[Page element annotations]
###

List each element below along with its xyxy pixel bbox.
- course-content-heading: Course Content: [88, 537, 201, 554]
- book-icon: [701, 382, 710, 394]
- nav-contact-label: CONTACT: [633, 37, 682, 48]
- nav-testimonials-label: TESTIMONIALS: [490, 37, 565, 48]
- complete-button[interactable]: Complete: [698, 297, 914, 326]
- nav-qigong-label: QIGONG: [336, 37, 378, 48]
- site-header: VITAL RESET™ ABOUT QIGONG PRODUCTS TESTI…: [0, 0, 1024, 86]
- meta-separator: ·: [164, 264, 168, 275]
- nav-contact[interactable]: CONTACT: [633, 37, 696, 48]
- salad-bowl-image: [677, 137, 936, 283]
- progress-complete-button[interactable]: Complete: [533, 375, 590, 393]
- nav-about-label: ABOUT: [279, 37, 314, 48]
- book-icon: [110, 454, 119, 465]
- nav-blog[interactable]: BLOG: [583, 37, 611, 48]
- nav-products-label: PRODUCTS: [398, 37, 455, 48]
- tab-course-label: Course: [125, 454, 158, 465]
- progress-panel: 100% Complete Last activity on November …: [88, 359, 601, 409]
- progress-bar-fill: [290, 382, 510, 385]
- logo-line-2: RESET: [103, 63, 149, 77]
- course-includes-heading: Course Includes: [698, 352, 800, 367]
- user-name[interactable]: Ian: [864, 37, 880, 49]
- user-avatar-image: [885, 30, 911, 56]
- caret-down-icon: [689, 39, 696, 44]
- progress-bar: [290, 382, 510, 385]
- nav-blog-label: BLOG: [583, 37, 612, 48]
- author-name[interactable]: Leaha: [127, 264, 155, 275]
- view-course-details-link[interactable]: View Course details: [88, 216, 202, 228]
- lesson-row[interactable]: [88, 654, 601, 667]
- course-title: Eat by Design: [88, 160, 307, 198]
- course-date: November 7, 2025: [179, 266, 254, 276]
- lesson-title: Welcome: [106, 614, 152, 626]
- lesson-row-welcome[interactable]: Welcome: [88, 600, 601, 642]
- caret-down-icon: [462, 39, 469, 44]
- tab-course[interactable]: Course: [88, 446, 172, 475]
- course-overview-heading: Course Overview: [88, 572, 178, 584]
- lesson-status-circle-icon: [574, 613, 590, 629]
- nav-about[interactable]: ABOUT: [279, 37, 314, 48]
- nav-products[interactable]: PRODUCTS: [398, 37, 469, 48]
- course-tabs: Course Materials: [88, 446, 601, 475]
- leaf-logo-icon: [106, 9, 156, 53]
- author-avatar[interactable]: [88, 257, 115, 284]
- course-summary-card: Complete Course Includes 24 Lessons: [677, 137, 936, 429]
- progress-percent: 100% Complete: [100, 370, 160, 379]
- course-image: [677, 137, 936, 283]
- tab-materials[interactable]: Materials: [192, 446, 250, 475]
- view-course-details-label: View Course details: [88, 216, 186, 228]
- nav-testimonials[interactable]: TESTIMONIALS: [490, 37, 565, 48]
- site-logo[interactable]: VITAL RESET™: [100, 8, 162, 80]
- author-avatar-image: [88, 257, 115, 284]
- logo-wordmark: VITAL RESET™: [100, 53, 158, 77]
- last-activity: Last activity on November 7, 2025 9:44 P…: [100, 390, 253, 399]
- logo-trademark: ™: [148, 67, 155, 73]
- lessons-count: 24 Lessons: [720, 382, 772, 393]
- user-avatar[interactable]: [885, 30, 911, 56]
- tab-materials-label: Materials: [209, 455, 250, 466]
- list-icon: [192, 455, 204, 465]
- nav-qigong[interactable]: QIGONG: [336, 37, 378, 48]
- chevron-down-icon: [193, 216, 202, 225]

###

### DIRECTION
Retype each line of the material above without any changes.

### FINAL RESULT
List each element below along with its xyxy pixel bbox.
- course-content-heading: Course Content: [88, 537, 201, 554]
- book-icon: [701, 382, 710, 394]
- nav-contact-label: CONTACT: [633, 37, 682, 48]
- nav-testimonials-label: TESTIMONIALS: [490, 37, 565, 48]
- complete-button[interactable]: Complete: [698, 297, 914, 326]
- nav-qigong-label: QIGONG: [336, 37, 378, 48]
- site-header: VITAL RESET™ ABOUT QIGONG PRODUCTS TESTI…: [0, 0, 1024, 86]
- meta-separator: ·: [164, 264, 168, 275]
- nav-contact[interactable]: CONTACT: [633, 37, 696, 48]
- salad-bowl-image: [677, 137, 936, 283]
- progress-complete-button[interactable]: Complete: [533, 375, 590, 393]
- nav-about-label: ABOUT: [279, 37, 314, 48]
- book-icon: [110, 454, 119, 465]
- nav-blog[interactable]: BLOG: [583, 37, 611, 48]
- nav-products-label: PRODUCTS: [398, 37, 455, 48]
- tab-course-label: Course: [125, 454, 158, 465]
- progress-panel: 100% Complete Last activity on November …: [88, 359, 601, 409]
- progress-bar-fill: [290, 382, 510, 385]
- logo-line-2: RESET: [103, 63, 149, 77]
- course-includes-heading: Course Includes: [698, 352, 800, 367]
- user-name[interactable]: Ian: [864, 37, 880, 49]
- user-avatar-image: [885, 30, 911, 56]
- caret-down-icon: [689, 39, 696, 44]
- progress-bar: [290, 382, 510, 385]
- nav-blog-label: BLOG: [583, 37, 612, 48]
- author-name[interactable]: Leaha: [127, 264, 155, 275]
- view-course-details-link[interactable]: View Course details: [88, 216, 202, 228]
- lesson-row[interactable]: [88, 654, 601, 667]
- course-title: Eat by Design: [88, 160, 307, 198]
- course-date: November 7, 2025: [179, 266, 254, 276]
- lesson-title: Welcome: [106, 614, 152, 626]
- lesson-row-welcome[interactable]: Welcome: [88, 600, 601, 642]
- caret-down-icon: [462, 39, 469, 44]
- tab-course[interactable]: Course: [88, 446, 172, 475]
- course-overview-heading: Course Overview: [88, 572, 178, 584]
- lesson-status-circle-icon: [574, 613, 590, 629]
- nav-about[interactable]: ABOUT: [279, 37, 314, 48]
- nav-products[interactable]: PRODUCTS: [398, 37, 469, 48]
- course-tabs: Course Materials: [88, 446, 601, 475]
- leaf-logo-icon: [106, 9, 156, 53]
- author-avatar[interactable]: [88, 257, 115, 284]
- course-summary-card: Complete Course Includes 24 Lessons: [677, 137, 936, 429]
- progress-percent: 100% Complete: [100, 370, 160, 379]
- course-image: [677, 137, 936, 283]
- tab-materials[interactable]: Materials: [192, 446, 250, 475]
- view-course-details-label: View Course details: [88, 216, 186, 228]
- nav-testimonials[interactable]: TESTIMONIALS: [490, 37, 565, 48]
- site-logo[interactable]: VITAL RESET™: [100, 8, 162, 80]
- author-avatar-image: [88, 257, 115, 284]
- logo-wordmark: VITAL RESET™: [100, 53, 158, 77]
- last-activity: Last activity on November 7, 2025 9:44 P…: [100, 390, 253, 399]
- logo-trademark: ™: [148, 67, 155, 73]
- lessons-count: 24 Lessons: [720, 382, 772, 393]
- user-avatar[interactable]: [885, 30, 911, 56]
- tab-materials-label: Materials: [209, 455, 250, 466]
- list-icon: [192, 455, 204, 465]
- nav-qigong[interactable]: QIGONG: [336, 37, 378, 48]
- chevron-down-icon: [193, 216, 202, 225]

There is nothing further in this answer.